** begin Task data **

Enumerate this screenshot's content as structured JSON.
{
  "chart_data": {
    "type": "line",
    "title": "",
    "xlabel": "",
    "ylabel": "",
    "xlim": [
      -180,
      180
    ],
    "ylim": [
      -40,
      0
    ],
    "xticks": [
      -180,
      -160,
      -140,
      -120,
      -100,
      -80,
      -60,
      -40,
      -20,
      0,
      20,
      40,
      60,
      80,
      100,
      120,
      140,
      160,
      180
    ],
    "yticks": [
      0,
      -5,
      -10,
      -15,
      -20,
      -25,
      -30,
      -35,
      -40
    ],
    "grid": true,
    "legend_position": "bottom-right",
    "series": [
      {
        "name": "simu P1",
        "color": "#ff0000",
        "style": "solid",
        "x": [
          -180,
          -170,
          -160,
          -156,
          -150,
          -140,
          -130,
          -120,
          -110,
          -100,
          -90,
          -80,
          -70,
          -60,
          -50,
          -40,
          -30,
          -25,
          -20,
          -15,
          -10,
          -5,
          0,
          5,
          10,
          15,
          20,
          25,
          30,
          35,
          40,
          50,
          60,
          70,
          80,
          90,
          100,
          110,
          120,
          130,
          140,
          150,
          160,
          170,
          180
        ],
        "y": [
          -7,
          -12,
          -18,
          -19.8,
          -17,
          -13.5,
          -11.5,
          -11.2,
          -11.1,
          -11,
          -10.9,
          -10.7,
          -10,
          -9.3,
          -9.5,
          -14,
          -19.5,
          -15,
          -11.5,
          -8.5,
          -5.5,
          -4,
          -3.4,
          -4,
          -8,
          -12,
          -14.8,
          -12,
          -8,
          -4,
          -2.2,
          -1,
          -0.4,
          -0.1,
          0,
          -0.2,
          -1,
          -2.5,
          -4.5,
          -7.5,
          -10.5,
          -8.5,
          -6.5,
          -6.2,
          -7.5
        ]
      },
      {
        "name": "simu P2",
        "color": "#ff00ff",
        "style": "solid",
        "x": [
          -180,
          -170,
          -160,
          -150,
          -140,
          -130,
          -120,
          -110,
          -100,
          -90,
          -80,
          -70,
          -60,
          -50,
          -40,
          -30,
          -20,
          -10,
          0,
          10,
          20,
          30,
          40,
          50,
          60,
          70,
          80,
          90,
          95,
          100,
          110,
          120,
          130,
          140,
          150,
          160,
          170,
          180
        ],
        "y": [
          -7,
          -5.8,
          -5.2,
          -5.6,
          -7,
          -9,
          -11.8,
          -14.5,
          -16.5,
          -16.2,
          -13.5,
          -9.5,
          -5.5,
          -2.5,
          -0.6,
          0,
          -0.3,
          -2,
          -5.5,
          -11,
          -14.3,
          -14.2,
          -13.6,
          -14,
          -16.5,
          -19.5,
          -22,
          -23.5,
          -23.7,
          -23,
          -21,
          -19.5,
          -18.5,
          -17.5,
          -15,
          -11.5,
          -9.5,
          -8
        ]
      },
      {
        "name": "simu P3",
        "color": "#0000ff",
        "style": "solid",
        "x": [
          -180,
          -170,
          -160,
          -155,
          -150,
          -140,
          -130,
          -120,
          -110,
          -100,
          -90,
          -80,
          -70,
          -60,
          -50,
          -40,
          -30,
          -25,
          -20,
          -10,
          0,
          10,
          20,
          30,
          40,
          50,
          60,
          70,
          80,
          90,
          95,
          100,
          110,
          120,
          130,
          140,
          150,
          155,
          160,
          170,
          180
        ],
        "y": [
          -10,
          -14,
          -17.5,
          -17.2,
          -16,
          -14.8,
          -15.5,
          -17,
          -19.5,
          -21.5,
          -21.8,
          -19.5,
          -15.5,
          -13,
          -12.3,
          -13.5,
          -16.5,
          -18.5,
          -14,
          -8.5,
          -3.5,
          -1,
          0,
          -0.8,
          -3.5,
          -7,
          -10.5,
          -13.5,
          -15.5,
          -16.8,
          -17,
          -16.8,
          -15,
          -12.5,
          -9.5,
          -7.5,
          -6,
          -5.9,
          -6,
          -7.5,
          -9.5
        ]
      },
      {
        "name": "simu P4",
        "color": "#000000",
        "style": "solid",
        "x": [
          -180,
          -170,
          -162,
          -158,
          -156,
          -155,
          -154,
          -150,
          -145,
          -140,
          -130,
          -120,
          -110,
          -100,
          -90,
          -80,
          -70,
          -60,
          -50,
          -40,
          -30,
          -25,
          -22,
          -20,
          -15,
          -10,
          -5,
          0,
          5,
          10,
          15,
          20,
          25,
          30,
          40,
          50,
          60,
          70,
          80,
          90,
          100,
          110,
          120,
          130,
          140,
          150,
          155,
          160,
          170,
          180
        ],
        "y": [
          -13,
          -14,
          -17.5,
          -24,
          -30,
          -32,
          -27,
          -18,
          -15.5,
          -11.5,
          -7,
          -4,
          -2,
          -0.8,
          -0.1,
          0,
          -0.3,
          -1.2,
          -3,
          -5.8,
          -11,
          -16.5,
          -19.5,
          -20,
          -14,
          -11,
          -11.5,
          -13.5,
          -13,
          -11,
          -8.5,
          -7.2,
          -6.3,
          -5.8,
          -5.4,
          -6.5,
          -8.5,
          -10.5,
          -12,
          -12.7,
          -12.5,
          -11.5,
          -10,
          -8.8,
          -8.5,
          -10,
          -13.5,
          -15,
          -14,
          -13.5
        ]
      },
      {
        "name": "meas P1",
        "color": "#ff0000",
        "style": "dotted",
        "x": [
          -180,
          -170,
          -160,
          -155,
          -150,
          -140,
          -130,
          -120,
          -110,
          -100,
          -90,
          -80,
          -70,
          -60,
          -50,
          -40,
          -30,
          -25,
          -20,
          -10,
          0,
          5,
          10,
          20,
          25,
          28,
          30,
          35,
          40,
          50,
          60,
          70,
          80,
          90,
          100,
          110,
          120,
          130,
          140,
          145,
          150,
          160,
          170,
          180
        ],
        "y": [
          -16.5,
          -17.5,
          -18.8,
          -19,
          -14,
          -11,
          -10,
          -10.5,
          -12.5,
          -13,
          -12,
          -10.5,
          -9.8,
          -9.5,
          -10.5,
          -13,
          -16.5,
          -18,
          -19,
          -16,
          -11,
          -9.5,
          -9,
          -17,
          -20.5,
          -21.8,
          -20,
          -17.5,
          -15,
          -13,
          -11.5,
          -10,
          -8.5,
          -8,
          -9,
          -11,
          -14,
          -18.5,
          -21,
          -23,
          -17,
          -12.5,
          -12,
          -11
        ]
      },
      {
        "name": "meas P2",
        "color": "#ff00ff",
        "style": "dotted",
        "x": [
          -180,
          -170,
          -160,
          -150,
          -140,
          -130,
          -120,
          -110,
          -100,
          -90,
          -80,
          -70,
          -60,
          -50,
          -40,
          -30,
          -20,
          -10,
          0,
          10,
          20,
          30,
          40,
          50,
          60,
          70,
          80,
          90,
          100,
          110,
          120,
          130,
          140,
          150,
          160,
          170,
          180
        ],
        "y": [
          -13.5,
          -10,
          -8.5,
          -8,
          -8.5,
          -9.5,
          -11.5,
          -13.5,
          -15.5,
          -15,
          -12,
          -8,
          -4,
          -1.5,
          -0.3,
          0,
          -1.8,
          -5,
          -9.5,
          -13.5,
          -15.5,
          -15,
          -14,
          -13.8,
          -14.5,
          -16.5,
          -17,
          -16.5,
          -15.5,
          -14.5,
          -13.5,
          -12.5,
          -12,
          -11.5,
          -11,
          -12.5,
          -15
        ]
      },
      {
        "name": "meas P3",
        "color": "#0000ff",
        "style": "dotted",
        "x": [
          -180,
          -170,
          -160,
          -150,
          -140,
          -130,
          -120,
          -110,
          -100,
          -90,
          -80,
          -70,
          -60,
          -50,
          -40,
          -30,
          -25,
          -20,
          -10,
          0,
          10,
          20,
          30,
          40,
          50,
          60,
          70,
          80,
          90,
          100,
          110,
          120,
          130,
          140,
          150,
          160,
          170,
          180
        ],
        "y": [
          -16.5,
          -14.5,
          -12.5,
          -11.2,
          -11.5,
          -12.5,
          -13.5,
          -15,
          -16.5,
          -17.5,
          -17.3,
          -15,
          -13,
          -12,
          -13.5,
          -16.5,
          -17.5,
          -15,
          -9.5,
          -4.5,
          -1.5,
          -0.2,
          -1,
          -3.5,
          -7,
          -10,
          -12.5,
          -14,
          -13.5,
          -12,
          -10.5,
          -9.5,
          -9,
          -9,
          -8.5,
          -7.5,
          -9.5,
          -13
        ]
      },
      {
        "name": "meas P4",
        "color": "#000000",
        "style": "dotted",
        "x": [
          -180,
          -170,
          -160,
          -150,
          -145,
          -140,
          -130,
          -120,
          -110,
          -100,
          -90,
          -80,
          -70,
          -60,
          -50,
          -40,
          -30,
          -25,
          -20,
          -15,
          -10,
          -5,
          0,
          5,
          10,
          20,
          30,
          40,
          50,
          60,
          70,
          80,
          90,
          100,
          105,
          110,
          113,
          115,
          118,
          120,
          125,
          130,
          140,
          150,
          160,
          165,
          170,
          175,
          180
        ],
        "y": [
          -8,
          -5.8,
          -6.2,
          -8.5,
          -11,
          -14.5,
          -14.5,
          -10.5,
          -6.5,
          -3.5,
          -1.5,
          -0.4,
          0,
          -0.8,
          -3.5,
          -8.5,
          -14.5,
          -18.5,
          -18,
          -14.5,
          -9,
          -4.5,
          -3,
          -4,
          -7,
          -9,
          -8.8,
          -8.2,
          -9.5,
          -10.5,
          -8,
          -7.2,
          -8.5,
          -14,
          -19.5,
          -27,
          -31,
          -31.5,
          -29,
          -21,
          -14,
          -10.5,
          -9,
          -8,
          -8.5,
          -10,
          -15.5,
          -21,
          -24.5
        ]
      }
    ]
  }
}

** end Task data **

- _Do this_
In the entries above, find each line with the string "name" and copy it.

- _Response_
        "name": "simu P1",
        "name": "simu P2",
        "name": "simu P3",
        "name": "simu P4",
        "name": "meas P1",
        "name": "meas P2",
        "name": "meas P3",
        "name": "meas P4",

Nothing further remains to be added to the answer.